The task: Transcribe the material below exactly as it appears.

# Start of Task input

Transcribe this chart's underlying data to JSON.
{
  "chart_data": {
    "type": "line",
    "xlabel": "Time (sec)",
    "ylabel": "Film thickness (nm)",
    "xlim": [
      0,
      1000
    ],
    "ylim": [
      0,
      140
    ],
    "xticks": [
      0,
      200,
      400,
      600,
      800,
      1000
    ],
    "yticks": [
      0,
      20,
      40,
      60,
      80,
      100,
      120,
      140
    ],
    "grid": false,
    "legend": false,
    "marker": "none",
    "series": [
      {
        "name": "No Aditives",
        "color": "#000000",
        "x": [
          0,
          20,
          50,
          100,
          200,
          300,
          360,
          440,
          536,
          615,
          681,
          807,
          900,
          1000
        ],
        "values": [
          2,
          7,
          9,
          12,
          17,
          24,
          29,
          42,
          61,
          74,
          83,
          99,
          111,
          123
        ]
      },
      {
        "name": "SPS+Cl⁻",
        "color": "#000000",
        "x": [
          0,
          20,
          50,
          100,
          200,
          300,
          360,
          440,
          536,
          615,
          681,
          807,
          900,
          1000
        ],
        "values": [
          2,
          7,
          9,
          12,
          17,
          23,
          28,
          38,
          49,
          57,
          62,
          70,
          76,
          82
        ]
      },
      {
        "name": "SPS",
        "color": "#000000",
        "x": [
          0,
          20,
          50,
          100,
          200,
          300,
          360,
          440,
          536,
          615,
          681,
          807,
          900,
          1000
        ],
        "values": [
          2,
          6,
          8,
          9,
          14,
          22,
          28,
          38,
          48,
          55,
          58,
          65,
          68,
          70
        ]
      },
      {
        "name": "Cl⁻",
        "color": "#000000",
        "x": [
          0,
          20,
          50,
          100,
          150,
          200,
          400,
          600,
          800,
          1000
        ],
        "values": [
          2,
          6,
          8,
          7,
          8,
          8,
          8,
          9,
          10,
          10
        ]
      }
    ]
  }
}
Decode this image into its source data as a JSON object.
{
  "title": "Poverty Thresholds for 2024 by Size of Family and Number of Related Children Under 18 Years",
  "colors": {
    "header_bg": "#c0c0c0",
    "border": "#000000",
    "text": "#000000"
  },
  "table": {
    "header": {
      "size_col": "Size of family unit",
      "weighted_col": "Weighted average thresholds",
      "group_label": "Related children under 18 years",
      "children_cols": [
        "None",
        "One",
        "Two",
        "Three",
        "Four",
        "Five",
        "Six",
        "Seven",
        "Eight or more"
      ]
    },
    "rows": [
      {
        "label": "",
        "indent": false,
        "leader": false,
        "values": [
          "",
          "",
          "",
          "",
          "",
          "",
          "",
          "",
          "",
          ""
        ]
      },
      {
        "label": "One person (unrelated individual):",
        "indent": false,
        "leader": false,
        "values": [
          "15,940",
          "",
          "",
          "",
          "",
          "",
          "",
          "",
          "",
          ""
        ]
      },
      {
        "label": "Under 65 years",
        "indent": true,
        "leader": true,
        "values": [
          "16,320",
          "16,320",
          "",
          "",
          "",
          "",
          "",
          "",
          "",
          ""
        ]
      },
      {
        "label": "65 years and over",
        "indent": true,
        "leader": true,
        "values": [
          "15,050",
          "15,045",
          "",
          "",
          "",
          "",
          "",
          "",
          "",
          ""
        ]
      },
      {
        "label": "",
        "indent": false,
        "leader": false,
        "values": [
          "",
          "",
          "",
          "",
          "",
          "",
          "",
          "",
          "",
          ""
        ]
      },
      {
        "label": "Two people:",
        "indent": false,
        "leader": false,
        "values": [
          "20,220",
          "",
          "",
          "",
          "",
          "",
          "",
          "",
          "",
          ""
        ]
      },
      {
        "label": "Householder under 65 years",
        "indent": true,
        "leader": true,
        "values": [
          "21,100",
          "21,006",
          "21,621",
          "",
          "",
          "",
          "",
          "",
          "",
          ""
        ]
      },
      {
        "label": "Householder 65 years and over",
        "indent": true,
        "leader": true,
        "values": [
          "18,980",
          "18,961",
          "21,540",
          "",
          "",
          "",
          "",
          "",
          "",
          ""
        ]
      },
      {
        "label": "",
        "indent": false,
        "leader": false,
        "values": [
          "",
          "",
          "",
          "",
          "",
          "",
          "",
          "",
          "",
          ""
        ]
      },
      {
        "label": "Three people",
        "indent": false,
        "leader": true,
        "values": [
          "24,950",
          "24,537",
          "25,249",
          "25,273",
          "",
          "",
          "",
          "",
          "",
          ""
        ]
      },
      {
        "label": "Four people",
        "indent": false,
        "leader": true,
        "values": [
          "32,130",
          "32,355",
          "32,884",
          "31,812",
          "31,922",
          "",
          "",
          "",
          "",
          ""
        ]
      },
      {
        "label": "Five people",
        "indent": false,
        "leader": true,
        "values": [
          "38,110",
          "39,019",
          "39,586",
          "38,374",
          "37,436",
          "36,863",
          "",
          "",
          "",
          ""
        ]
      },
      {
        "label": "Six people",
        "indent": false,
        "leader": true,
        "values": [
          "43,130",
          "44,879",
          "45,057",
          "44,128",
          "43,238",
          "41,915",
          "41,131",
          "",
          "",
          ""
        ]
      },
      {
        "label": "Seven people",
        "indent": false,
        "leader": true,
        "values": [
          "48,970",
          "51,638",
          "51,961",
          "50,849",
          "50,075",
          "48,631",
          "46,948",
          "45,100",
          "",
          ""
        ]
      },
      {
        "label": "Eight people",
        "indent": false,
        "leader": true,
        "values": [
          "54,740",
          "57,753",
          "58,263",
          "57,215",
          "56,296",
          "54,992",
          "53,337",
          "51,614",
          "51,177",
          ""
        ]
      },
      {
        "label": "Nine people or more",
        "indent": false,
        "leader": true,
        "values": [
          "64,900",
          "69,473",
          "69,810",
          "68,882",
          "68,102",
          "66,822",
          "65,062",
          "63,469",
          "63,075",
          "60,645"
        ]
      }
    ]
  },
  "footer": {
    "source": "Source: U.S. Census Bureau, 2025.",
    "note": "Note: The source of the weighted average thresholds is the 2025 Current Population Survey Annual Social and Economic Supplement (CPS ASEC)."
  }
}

# End of Task input

Solution to this problem:
Transcribe this chart's underlying data to JSON.
{
  "chart_data": {
    "type": "line",
    "xlabel": "Time (sec)",
    "ylabel": "Film thickness (nm)",
    "xlim": [
      0,
      1000
    ],
    "ylim": [
      0,
      140
    ],
    "xticks": [
      0,
      200,
      400,
      600,
      800,
      1000
    ],
    "yticks": [
      0,
      20,
      40,
      60,
      80,
      100,
      120,
      140
    ],
    "grid": false,
    "legend": false,
    "marker": "none",
    "series": [
      {
        "name": "No Aditives",
        "color": "#000000",
        "x": [
          0,
          20,
          50,
          100,
          200,
          300,
          360,
          440,
          536,
          615,
          681,
          807,
          900,
          1000
        ],
        "values": [
          2,
          7,
          9,
          12,
          17,
          24,
          29,
          42,
          61,
          74,
          83,
          99,
          111,
          123
        ]
      },
      {
        "name": "SPS+Cl⁻",
        "color": "#000000",
        "x": [
          0,
          20,
          50,
          100,
          200,
          300,
          360,
          440,
          536,
          615,
          681,
          807,
          900,
          1000
        ],
        "values": [
          2,
          7,
          9,
          12,
          17,
          23,
          28,
          38,
          49,
          57,
          62,
          70,
          76,
          82
        ]
      },
      {
        "name": "SPS",
        "color": "#000000",
        "x": [
          0,
          20,
          50,
          100,
          200,
          300,
          360,
          440,
          536,
          615,
          681,
          807,
          900,
          1000
        ],
        "values": [
          2,
          6,
          8,
          9,
          14,
          22,
          28,
          38,
          48,
          55,
          58,
          65,
          68,
          70
        ]
      },
      {
        "name": "Cl⁻",
        "color": "#000000",
        "x": [
          0,
          20,
          50,
          100,
          150,
          200,
          400,
          600,
          800,
          1000
        ],
        "values": [
          2,
          6,
          8,
          7,
          8,
          8,
          8,
          9,
          10,
          10
        ]
      }
    ]
  }
}
Decode this image into its source data as a JSON object.
{
  "title": "Poverty Thresholds for 2024 by Size of Family and Number of Related Children Under 18 Years",
  "colors": {
    "header_bg": "#c0c0c0",
    "border": "#000000",
    "text": "#000000"
  },
  "table": {
    "header": {
      "size_col": "Size of family unit",
      "weighted_col": "Weighted average thresholds",
      "group_label": "Related children under 18 years",
      "children_cols": [
        "None",
        "One",
        "Two",
        "Three",
        "Four",
        "Five",
        "Six",
        "Seven",
        "Eight or more"
      ]
    },
    "rows": [
      {
        "label": "",
        "indent": false,
        "leader": false,
        "values": [
          "",
          "",
          "",
          "",
          "",
          "",
          "",
          "",
          "",
          ""
        ]
      },
      {
        "label": "One person (unrelated individual):",
        "indent": false,
        "leader": false,
        "values": [
          "15,940",
          "",
          "",
          "",
          "",
          "",
          "",
          "",
          "",
          ""
        ]
      },
      {
        "label": "Under 65 years",
        "indent": true,
        "leader": true,
        "values": [
          "16,320",
          "16,320",
          "",
          "",
          "",
          "",
          "",
          "",
          "",
          ""
        ]
      },
      {
        "label": "65 years and over",
        "indent": true,
        "leader": true,
        "values": [
          "15,050",
          "15,045",
          "",
          "",
          "",
          "",
          "",
          "",
          "",
          ""
        ]
      },
      {
        "label": "",
        "indent": false,
        "leader": false,
        "values": [
          "",
          "",
          "",
          "",
          "",
          "",
          "",
          "",
          "",
          ""
        ]
      },
      {
        "label": "Two people:",
        "indent": false,
        "leader": false,
        "values": [
          "20,220",
          "",
          "",
          "",
          "",
          "",
          "",
          "",
          "",
          ""
        ]
      },
      {
        "label": "Householder under 65 years",
        "indent": true,
        "leader": true,
        "values": [
          "21,100",
          "21,006",
          "21,621",
          "",
          "",
          "",
          "",
          "",
          "",
          ""
        ]
      },
      {
        "label": "Householder 65 years and over",
        "indent": true,
        "leader": true,
        "values": [
          "18,980",
          "18,961",
          "21,540",
          "",
          "",
          "",
          "",
          "",
          "",
          ""
        ]
      },
      {
        "label": "",
        "indent": false,
        "leader": false,
        "values": [
          "",
          "",
          "",
          "",
          "",
          "",
          "",
          "",
          "",
          ""
        ]
      },
      {
        "label": "Three people",
        "indent": false,
        "leader": true,
        "values": [
          "24,950",
          "24,537",
          "25,249",
          "25,273",
          "",
          "",
          "",
          "",
          "",
          ""
        ]
      },
      {
        "label": "Four people",
        "indent": false,
        "leader": true,
        "values": [
          "32,130",
          "32,355",
          "32,884",
          "31,812",
          "31,922",
          "",
          "",
          "",
          "",
          ""
        ]
      },
      {
        "label": "Five people",
        "indent": false,
        "leader": true,
        "values": [
          "38,110",
          "39,019",
          "39,586",
          "38,374",
          "37,436",
          "36,863",
          "",
          "",
          "",
          ""
        ]
      },
      {
        "label": "Six people",
        "indent": false,
        "leader": true,
        "values": [
          "43,130",
          "44,879",
          "45,057",
          "44,128",
          "43,238",
          "41,915",
          "41,131",
          "",
          "",
          ""
        ]
      },
      {
        "label": "Seven people",
        "indent": false,
        "leader": true,
        "values": [
          "48,970",
          "51,638",
          "51,961",
          "50,849",
          "50,075",
          "48,631",
          "46,948",
          "45,100",
          "",
          ""
        ]
      },
      {
        "label": "Eight people",
        "indent": false,
        "leader": true,
        "values": [
          "54,740",
          "57,753",
          "58,263",
          "57,215",
          "56,296",
          "54,992",
          "53,337",
          "51,614",
          "51,177",
          ""
        ]
      },
      {
        "label": "Nine people or more",
        "indent": false,
        "leader": true,
        "values": [
          "64,900",
          "69,473",
          "69,810",
          "68,882",
          "68,102",
          "66,822",
          "65,062",
          "63,469",
          "63,075",
          "60,645"
        ]
      }
    ]
  },
  "footer": {
    "source": "Source: U.S. Census Bureau, 2025.",
    "note": "Note: The source of the weighted average thresholds is the 2025 Current Population Survey Annual Social and Economic Supplement (CPS ASEC)."
  }
}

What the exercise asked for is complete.